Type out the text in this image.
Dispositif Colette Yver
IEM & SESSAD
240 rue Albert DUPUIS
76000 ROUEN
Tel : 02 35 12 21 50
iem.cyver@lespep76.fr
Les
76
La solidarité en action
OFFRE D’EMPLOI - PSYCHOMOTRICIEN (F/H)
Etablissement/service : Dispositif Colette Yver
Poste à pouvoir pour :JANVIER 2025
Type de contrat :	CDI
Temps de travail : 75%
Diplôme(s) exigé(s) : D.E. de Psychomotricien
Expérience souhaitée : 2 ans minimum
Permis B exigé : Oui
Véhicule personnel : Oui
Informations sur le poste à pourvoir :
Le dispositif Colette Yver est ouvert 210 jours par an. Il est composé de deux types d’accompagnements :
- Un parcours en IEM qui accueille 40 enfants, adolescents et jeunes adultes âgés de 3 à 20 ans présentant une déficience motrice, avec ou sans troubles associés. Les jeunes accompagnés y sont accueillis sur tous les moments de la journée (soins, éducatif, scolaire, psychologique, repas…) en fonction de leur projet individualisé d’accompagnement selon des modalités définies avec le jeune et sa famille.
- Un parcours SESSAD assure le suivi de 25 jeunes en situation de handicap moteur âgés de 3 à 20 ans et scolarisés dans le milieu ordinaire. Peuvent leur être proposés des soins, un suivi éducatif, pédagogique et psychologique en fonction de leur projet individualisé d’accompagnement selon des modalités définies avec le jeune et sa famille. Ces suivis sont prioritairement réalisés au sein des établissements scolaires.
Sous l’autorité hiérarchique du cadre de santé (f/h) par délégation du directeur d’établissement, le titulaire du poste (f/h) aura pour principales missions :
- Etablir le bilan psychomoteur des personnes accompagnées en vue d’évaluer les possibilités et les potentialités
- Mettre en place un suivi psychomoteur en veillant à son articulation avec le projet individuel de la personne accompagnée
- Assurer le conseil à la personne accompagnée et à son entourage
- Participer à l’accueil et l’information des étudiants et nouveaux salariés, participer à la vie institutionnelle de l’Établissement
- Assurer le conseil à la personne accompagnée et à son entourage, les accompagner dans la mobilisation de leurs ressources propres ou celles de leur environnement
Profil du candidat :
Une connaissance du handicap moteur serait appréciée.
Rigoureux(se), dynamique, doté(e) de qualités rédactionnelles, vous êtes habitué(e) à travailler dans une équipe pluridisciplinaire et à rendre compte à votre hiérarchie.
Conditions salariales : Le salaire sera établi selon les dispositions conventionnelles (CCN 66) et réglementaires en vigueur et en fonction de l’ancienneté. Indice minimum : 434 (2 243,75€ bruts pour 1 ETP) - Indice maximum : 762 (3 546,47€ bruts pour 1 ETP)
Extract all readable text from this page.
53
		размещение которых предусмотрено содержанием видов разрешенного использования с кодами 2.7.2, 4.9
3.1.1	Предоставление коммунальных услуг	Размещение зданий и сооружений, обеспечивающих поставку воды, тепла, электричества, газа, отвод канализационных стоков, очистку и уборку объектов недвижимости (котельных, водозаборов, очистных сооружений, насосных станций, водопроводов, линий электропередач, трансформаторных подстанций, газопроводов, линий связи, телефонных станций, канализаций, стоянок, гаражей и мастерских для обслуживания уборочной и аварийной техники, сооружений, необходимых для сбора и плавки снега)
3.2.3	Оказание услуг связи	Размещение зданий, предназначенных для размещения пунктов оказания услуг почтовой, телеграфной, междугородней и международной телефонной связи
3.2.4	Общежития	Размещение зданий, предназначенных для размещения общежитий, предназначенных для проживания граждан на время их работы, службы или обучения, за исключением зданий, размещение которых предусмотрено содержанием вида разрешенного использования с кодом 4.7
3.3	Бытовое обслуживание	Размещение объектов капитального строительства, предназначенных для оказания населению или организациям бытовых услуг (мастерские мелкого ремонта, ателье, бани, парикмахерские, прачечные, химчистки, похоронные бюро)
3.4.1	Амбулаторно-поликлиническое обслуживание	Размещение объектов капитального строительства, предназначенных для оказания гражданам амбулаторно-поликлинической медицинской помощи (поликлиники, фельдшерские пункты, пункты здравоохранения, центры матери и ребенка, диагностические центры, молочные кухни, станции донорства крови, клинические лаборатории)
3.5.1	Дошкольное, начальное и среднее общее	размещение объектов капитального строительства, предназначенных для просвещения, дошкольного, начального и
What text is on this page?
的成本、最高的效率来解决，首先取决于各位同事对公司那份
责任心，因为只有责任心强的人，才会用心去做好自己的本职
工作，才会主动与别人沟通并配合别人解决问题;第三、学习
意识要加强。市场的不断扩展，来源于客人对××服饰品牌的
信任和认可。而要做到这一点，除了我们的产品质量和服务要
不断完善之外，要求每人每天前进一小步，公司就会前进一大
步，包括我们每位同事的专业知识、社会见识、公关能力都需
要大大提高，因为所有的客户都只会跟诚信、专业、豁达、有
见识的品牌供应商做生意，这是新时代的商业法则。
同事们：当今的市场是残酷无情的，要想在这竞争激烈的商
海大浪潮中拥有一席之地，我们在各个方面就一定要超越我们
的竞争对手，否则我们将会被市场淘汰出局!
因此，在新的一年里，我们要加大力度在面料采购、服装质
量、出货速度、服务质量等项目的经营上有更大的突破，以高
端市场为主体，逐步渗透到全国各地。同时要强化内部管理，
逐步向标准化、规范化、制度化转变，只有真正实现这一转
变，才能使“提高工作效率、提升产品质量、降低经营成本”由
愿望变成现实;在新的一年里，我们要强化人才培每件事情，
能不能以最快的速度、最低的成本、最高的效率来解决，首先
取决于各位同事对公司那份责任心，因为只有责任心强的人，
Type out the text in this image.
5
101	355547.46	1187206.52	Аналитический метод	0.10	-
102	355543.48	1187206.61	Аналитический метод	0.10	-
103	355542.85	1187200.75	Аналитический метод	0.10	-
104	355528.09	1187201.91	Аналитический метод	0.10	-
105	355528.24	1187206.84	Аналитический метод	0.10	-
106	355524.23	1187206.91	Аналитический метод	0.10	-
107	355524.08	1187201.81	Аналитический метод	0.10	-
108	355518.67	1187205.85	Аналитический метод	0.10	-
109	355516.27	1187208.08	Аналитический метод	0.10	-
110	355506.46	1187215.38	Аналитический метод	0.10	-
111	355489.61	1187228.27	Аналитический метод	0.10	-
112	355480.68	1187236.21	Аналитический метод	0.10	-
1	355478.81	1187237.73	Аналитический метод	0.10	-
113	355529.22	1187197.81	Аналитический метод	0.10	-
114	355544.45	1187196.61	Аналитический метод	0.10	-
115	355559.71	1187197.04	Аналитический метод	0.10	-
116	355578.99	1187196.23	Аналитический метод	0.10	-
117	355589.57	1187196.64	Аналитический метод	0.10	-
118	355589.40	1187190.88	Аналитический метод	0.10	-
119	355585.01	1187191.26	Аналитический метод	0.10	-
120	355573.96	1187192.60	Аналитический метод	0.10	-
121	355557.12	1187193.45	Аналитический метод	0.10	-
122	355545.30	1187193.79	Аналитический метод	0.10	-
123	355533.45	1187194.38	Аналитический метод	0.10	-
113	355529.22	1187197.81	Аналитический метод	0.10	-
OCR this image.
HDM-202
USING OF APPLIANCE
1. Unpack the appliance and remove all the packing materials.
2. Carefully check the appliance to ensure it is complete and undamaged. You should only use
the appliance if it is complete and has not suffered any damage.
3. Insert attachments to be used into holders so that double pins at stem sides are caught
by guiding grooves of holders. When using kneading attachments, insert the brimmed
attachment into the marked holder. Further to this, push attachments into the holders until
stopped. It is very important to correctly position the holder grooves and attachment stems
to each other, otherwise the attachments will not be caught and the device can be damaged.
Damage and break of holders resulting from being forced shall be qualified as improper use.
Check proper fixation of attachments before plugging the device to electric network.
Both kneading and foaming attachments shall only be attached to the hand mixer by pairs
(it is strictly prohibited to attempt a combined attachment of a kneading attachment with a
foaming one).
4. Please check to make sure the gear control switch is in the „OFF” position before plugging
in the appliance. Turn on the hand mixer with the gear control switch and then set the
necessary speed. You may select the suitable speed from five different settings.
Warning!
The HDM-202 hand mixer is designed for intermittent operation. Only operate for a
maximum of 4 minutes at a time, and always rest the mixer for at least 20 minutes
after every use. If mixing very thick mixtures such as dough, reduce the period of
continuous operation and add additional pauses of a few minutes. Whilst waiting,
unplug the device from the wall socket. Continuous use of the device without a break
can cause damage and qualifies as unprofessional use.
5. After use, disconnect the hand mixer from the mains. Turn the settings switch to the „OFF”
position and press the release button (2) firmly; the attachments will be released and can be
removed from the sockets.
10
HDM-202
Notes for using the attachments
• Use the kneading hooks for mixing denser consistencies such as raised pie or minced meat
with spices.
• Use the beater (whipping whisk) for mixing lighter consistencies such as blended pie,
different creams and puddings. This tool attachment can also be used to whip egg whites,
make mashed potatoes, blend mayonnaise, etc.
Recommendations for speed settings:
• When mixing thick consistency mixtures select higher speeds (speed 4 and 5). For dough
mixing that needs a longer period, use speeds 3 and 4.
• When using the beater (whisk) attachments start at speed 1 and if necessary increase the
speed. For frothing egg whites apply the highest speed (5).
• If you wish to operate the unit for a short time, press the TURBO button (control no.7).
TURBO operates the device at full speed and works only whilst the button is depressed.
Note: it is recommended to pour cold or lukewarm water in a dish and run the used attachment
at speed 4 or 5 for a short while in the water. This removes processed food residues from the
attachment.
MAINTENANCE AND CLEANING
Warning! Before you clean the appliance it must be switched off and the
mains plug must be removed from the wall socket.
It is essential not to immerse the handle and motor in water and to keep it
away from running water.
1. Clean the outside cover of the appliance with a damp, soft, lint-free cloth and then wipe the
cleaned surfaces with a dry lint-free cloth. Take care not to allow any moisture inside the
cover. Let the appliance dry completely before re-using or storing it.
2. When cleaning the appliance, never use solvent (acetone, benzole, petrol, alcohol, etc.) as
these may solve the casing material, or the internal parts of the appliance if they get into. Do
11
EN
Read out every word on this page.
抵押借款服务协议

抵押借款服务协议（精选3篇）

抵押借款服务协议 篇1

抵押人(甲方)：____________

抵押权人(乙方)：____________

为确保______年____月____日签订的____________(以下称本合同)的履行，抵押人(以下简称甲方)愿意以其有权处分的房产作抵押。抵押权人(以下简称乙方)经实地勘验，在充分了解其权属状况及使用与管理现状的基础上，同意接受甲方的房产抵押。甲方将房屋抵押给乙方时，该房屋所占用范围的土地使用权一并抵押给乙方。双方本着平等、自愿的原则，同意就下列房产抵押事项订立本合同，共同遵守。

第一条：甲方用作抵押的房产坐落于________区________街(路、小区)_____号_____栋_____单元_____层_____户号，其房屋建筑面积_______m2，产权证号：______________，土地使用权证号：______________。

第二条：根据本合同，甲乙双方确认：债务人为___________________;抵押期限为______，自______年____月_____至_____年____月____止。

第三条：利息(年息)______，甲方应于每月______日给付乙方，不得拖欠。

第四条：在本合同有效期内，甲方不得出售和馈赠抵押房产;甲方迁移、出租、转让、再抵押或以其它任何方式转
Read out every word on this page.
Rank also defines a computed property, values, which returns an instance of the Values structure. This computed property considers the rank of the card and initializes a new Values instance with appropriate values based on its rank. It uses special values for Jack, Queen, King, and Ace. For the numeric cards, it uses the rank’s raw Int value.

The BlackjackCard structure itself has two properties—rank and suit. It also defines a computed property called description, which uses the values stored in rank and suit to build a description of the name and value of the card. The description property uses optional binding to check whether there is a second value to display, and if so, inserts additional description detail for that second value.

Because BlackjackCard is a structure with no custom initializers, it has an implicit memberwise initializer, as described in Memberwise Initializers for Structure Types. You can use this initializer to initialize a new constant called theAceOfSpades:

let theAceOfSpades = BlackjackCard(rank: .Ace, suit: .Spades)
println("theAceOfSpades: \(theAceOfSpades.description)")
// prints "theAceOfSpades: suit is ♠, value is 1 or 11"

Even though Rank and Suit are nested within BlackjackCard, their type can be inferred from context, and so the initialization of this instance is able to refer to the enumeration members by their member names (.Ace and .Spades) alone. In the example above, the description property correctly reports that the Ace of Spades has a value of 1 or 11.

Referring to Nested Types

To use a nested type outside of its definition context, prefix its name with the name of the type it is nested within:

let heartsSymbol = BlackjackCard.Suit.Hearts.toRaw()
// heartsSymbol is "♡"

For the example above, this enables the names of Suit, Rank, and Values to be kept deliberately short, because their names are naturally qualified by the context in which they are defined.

————————

◆ To do:
Keep only those lines of the records that hold "device", and return them.

◆ Solution to this exercise:
to each other, otherwise the attachments will not be caught and the device can be damaged.
Check proper fixation of attachments before plugging the device to electric network.
unplug the device from the wall socket. Continuous use of the device without a break
TURBO operates the device at full speed and works only whilst the button is depressed.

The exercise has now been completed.